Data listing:
---+---

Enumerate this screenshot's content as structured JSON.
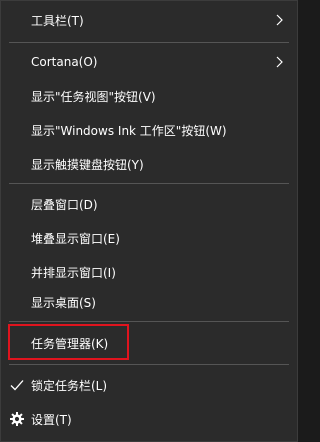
{
  "menu": {
    "items": [
      {
        "id": "toolbars",
        "label": "工具栏(T)",
        "has_submenu": true
      },
      {
        "id": "cortana",
        "label": "Cortana(O)",
        "has_submenu": true
      },
      {
        "id": "task-view",
        "label": "显示\"任务视图\"按钮(V)",
        "has_submenu": false
      },
      {
        "id": "windows-ink",
        "label": "显示\"Windows Ink 工作区\"按钮(W)",
        "has_submenu": false
      },
      {
        "id": "touch-keyboard",
        "label": "显示触摸键盘按钮(Y)",
        "has_submenu": false
      },
      {
        "id": "cascade",
        "label": "层叠窗口(D)",
        "has_submenu": false
      },
      {
        "id": "stacked",
        "label": "堆叠显示窗口(E)",
        "has_submenu": false
      },
      {
        "id": "side-by-side",
        "label": "并排显示窗口(I)",
        "has_submenu": false
      },
      {
        "id": "show-desktop",
        "label": "显示桌面(S)",
        "has_submenu": false
      },
      {
        "id": "task-manager",
        "label": "任务管理器(K)",
        "has_submenu": false,
        "highlighted": true
      },
      {
        "id": "lock-taskbar",
        "label": "锁定任务栏(L)",
        "has_submenu": false,
        "checked": true,
        "icon": "checkmark-icon"
      },
      {
        "id": "settings",
        "label": "设置(T)",
        "has_submenu": false,
        "icon": "gear-icon"
      }
    ]
  },
  "colors": {
    "background": "#2b2b2b",
    "text": "#ffffff",
    "separator": "#555555",
    "highlight_border": "#e0141e"
  }
}
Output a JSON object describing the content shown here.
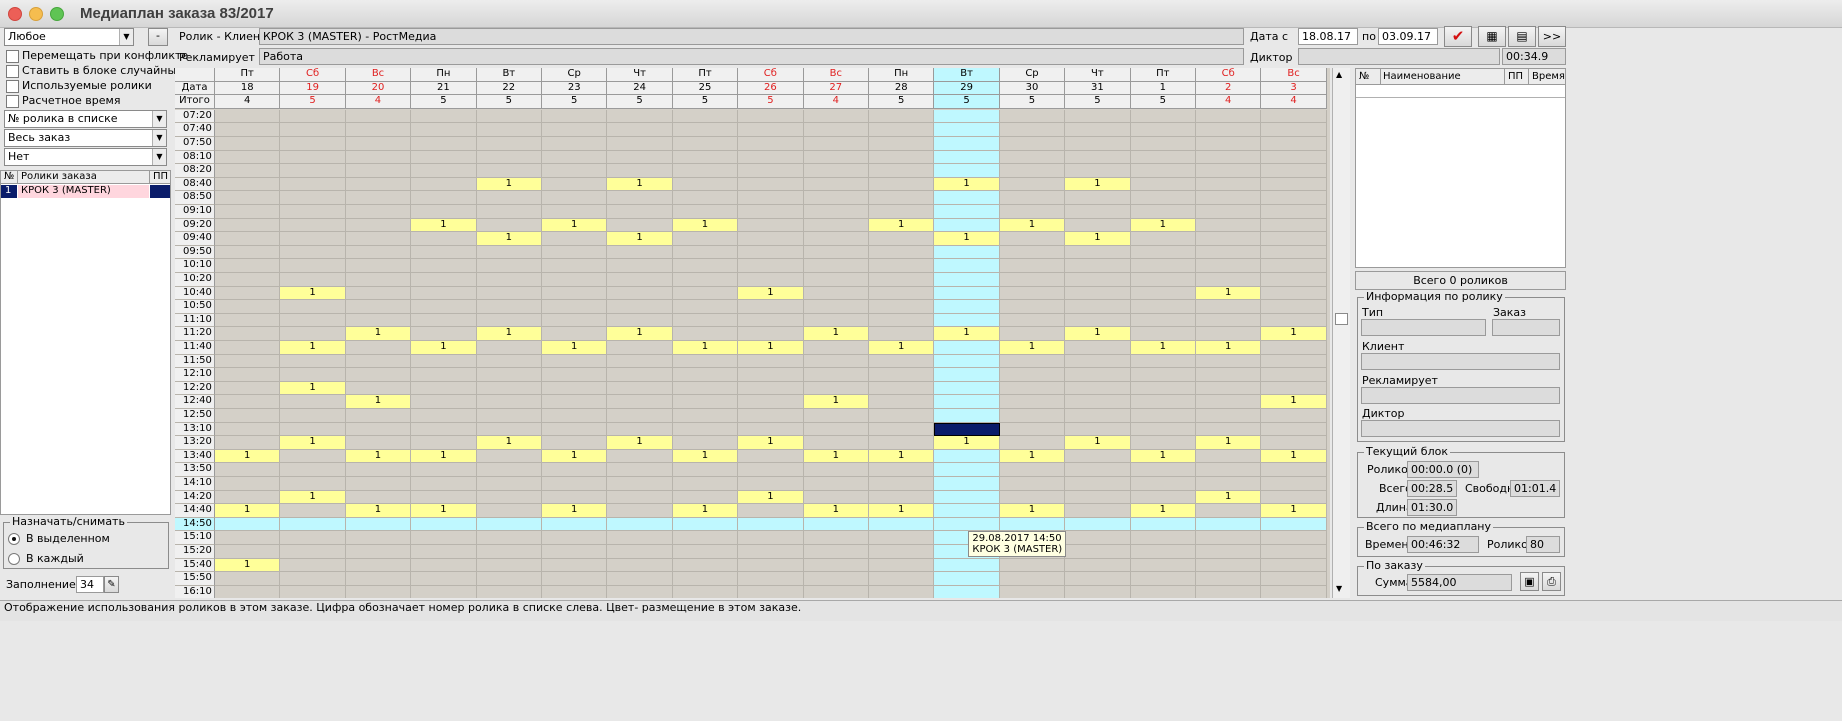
{
  "window": {
    "title": "Медиаплан заказа 83/2017"
  },
  "left": {
    "filter_select": "Любое",
    "minus_label": "-",
    "checkboxes": [
      "Перемещать при конфликте",
      "Ставить в блоке случайным",
      "Используемые ролики",
      "Расчетное время"
    ],
    "sort_select": "№ ролика в списке",
    "scope_select": "Весь заказ",
    "third_select": "Нет",
    "table_headers": {
      "num": "№",
      "name": "Ролики заказа",
      "pp": "ПП"
    },
    "rows": [
      {
        "num": "1",
        "name": "КРОК 3 (MASTER)",
        "pp": ""
      }
    ],
    "assign_group": "Назначать/снимать",
    "radio_selected": "В выделенном",
    "radio_each": "В каждый",
    "fill_label": "Заполнение",
    "fill_value": "34"
  },
  "header": {
    "clip_client_label": "Ролик - Клиент",
    "clip_client_value": "КРОК 3 (MASTER) - РостМедиа",
    "advertises_label": "Рекламирует",
    "advertises_value": "Работа",
    "date_from_label": "Дата с",
    "date_from": "18.08.17",
    "date_to_label": "по",
    "date_to": "03.09.17",
    "announcer_label": "Диктор",
    "duration": "00:34.9",
    "more_label": ">>"
  },
  "grid": {
    "row_labels": {
      "weekday": "",
      "date": "Дата",
      "total": "Итого"
    },
    "columns": [
      {
        "wd": "Пт",
        "d": "18",
        "t": "4",
        "we": false
      },
      {
        "wd": "Сб",
        "d": "19",
        "t": "5",
        "we": true
      },
      {
        "wd": "Вс",
        "d": "20",
        "t": "4",
        "we": true
      },
      {
        "wd": "Пн",
        "d": "21",
        "t": "5",
        "we": false
      },
      {
        "wd": "Вт",
        "d": "22",
        "t": "5",
        "we": false
      },
      {
        "wd": "Ср",
        "d": "23",
        "t": "5",
        "we": false
      },
      {
        "wd": "Чт",
        "d": "24",
        "t": "5",
        "we": false
      },
      {
        "wd": "Пт",
        "d": "25",
        "t": "5",
        "we": false
      },
      {
        "wd": "Сб",
        "d": "26",
        "t": "5",
        "we": true
      },
      {
        "wd": "Вс",
        "d": "27",
        "t": "4",
        "we": true
      },
      {
        "wd": "Пн",
        "d": "28",
        "t": "5",
        "we": false
      },
      {
        "wd": "Вт",
        "d": "29",
        "t": "5",
        "we": false,
        "current": true
      },
      {
        "wd": "Ср",
        "d": "30",
        "t": "5",
        "we": false
      },
      {
        "wd": "Чт",
        "d": "31",
        "t": "5",
        "we": false
      },
      {
        "wd": "Пт",
        "d": "1",
        "t": "5",
        "we": false
      },
      {
        "wd": "Сб",
        "d": "2",
        "t": "4",
        "we": true
      },
      {
        "wd": "Вс",
        "d": "3",
        "t": "4",
        "we": true
      }
    ],
    "times": [
      "07:20",
      "07:40",
      "07:50",
      "08:10",
      "08:20",
      "08:40",
      "08:50",
      "09:10",
      "09:20",
      "09:40",
      "09:50",
      "10:10",
      "10:20",
      "10:40",
      "10:50",
      "11:10",
      "11:20",
      "11:40",
      "11:50",
      "12:10",
      "12:20",
      "12:40",
      "12:50",
      "13:10",
      "13:20",
      "13:40",
      "13:50",
      "14:10",
      "14:20",
      "14:40",
      "14:50",
      "15:10",
      "15:20",
      "15:40",
      "15:50",
      "16:10"
    ],
    "placements": {
      "08:40": [
        4,
        6,
        11,
        13
      ],
      "09:20": [
        3,
        5,
        7,
        10,
        12,
        14
      ],
      "09:40": [
        4,
        6,
        11,
        13
      ],
      "10:40": [
        1,
        8,
        15
      ],
      "11:20": [
        2,
        4,
        6,
        9,
        11,
        13,
        16
      ],
      "11:40": [
        1,
        3,
        5,
        7,
        8,
        10,
        12,
        14,
        15
      ],
      "12:20": [
        1
      ],
      "12:40": [
        2,
        9,
        16
      ],
      "13:20": [
        1,
        4,
        6,
        8,
        11,
        13,
        15
      ],
      "13:40": [
        0,
        2,
        3,
        5,
        7,
        9,
        10,
        12,
        14,
        16
      ],
      "14:20": [
        1,
        8,
        15
      ],
      "14:40": [
        0,
        2,
        3,
        5,
        7,
        9,
        10,
        12,
        14,
        16
      ],
      "15:40": [
        0
      ]
    },
    "placement_value": "1",
    "selected_slot": {
      "time": "13:10",
      "col": 11
    },
    "highlight_time": "14:50",
    "tooltip_line1": "29.08.2017 14:50",
    "tooltip_line2": "КРОК 3 (MASTER)"
  },
  "right": {
    "table_headers": {
      "num": "№",
      "name": "Наименование",
      "pp": "ПП",
      "time": "Время"
    },
    "total_clips": "Всего 0 роликов",
    "info_group": "Информация по ролику",
    "type_label": "Тип",
    "order_label": "Заказ",
    "client_label": "Клиент",
    "advertises_label": "Рекламирует",
    "announcer_label": "Диктор",
    "block_group": "Текущий блок",
    "clips_label": "Роликов",
    "clips_value": "00:00.0 (0)",
    "total_label": "Всего",
    "total_value": "00:28.5",
    "free_label": "Свободно",
    "free_value": "01:01.4",
    "length_label": "Длина",
    "length_value": "01:30.0",
    "plan_group": "Всего по медиаплану",
    "time_label": "Времени",
    "time_value": "00:46:32",
    "plan_clips_label": "Роликов",
    "plan_clips_value": "80",
    "order_group": "По заказу",
    "sum_label": "Сумма",
    "sum_value": "5584,00"
  },
  "status": "Отображение использования роликов в этом заказе. Цифра обозначает номер ролика в списке слева. Цвет- размещение в этом заказе.",
  "colors": {
    "placement": "#ffff99",
    "current_col": "#bff8ff",
    "selected": "#0a1c6a",
    "weekend": "#e02020"
  }
}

---+---

- REQUIRED WORK:
Write down every line of the data above that includes the string "ролика".

- ANSWER TO THE TASK:
    "sort_select": "№ ролика в списке",
  "status": "Отображение использования роликов в этом заказе. Цифра обозначает номер ролика в списке слева. Цвет- размещение в этом заказе.",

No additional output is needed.